> _Direction_:
Images are excluded; otherwise, output every record exactly.

> _Given data_:
Begin

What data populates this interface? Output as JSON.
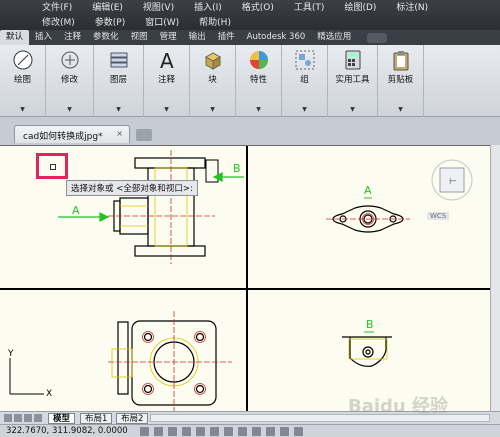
{
  "menu": {
    "row1": [
      "文件(F)",
      "编辑(E)",
      "视图(V)",
      "插入(I)",
      "格式(O)",
      "工具(T)",
      "绘图(D)",
      "标注(N)"
    ],
    "row2": [
      "修改(M)",
      "参数(P)",
      "窗口(W)",
      "帮助(H)"
    ]
  },
  "ribbon_tabs": [
    "默认",
    "插入",
    "注释",
    "参数化",
    "视图",
    "管理",
    "输出",
    "插件",
    "Autodesk 360",
    "精选应用"
  ],
  "active_ribbon_tab": "默认",
  "panels": [
    {
      "label": "绘图",
      "icon": "draw-icon"
    },
    {
      "label": "修改",
      "icon": "modify-icon"
    },
    {
      "label": "图层",
      "icon": "layers-icon"
    },
    {
      "label": "注释",
      "icon": "annotation-icon"
    },
    {
      "label": "块",
      "icon": "block-icon"
    },
    {
      "label": "特性",
      "icon": "properties-icon"
    },
    {
      "label": "组",
      "icon": "group-icon"
    },
    {
      "label": "实用工具",
      "icon": "utilities-icon"
    },
    {
      "label": "剪贴板",
      "icon": "clipboard-icon"
    }
  ],
  "file_tab": {
    "name": "cad如何转换成jpg*",
    "close": "×"
  },
  "drawing": {
    "prompt": "选择对象或 <全部对象和视口>:",
    "label_a": "A",
    "label_b": "B",
    "wcs": "WCS"
  },
  "layout_tabs": [
    "模型",
    "布局1",
    "布局2"
  ],
  "active_layout": "模型",
  "status": {
    "coords": "322.7670, 311.9082, 0.0000"
  },
  "watermark": "Baidu 经验",
  "colors": {
    "highlight": "#e0245e",
    "drawing_bg": "#fcfdf0",
    "ribbon_bg": "#2b2e33"
  }
}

End

> _Problem solution_:
What data populates this interface? Output as JSON.
{
  "menu": {
    "row1": [
      "文件(F)",
      "编辑(E)",
      "视图(V)",
      "插入(I)",
      "格式(O)",
      "工具(T)",
      "绘图(D)",
      "标注(N)"
    ],
    "row2": [
      "修改(M)",
      "参数(P)",
      "窗口(W)",
      "帮助(H)"
    ]
  },
  "ribbon_tabs": [
    "默认",
    "插入",
    "注释",
    "参数化",
    "视图",
    "管理",
    "输出",
    "插件",
    "Autodesk 360",
    "精选应用"
  ],
  "active_ribbon_tab": "默认",
  "panels": [
    {
      "label": "绘图",
      "icon": "draw-icon"
    },
    {
      "label": "修改",
      "icon": "modify-icon"
    },
    {
      "label": "图层",
      "icon": "layers-icon"
    },
    {
      "label": "注释",
      "icon": "annotation-icon"
    },
    {
      "label": "块",
      "icon": "block-icon"
    },
    {
      "label": "特性",
      "icon": "properties-icon"
    },
    {
      "label": "组",
      "icon": "group-icon"
    },
    {
      "label": "实用工具",
      "icon": "utilities-icon"
    },
    {
      "label": "剪贴板",
      "icon": "clipboard-icon"
    }
  ],
  "file_tab": {
    "name": "cad如何转换成jpg*",
    "close": "×"
  },
  "drawing": {
    "prompt": "选择对象或 <全部对象和视口>:",
    "label_a": "A",
    "label_b": "B",
    "wcs": "WCS"
  },
  "layout_tabs": [
    "模型",
    "布局1",
    "布局2"
  ],
  "active_layout": "模型",
  "status": {
    "coords": "322.7670, 311.9082, 0.0000"
  },
  "watermark": "Baidu 经验",
  "colors": {
    "highlight": "#e0245e",
    "drawing_bg": "#fcfdf0",
    "ribbon_bg": "#2b2e33"
  }
}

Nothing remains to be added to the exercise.